Records
____________________

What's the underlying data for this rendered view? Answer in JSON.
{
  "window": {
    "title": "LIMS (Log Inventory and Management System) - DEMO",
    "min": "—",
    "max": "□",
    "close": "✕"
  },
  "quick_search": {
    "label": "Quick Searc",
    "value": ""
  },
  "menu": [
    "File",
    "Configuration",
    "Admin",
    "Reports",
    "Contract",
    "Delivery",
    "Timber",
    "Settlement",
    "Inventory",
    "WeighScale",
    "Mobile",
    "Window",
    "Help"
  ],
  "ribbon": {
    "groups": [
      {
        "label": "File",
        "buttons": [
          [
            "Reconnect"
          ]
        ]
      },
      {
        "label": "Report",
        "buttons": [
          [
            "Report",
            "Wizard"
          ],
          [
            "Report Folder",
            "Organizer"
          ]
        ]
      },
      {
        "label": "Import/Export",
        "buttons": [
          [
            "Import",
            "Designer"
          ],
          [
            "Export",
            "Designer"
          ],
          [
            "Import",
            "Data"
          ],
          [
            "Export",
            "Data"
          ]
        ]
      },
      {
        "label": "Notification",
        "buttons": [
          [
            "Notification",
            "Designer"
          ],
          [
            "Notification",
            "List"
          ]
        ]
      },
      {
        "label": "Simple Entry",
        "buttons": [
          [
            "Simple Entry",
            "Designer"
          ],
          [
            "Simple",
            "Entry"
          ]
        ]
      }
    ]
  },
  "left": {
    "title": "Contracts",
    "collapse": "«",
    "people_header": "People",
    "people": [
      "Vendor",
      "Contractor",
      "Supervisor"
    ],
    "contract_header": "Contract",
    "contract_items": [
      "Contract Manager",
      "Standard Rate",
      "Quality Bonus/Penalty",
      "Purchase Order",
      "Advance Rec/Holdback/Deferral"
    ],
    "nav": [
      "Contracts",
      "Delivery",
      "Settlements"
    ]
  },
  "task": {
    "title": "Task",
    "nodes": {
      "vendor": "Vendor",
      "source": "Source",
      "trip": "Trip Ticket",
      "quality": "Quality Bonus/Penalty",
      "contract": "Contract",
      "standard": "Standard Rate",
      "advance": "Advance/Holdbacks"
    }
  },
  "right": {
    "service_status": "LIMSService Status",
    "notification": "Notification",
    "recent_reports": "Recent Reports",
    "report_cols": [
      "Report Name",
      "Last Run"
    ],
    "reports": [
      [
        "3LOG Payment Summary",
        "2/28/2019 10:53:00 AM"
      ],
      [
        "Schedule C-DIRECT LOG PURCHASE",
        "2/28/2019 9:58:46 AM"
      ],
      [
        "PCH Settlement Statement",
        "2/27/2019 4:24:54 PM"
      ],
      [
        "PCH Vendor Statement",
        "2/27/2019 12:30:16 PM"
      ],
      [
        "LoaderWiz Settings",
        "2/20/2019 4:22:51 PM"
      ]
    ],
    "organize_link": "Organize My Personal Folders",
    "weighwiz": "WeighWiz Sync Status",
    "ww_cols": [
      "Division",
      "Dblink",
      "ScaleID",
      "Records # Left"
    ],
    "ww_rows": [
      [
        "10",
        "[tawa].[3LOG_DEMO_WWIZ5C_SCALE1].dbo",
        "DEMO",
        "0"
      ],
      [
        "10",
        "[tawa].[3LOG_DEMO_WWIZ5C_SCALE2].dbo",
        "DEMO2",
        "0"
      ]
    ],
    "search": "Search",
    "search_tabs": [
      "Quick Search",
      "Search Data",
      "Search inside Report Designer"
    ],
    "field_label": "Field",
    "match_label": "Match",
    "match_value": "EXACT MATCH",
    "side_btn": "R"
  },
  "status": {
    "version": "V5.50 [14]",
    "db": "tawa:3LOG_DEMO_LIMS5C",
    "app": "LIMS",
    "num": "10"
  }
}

____________________

* INSTRUCTIONS FOR THE TASK: From the entries, copy out each line containing the word "Standard".

* FINAL RESULT:
      "Standard Rate",
      "standard": "Standard Rate",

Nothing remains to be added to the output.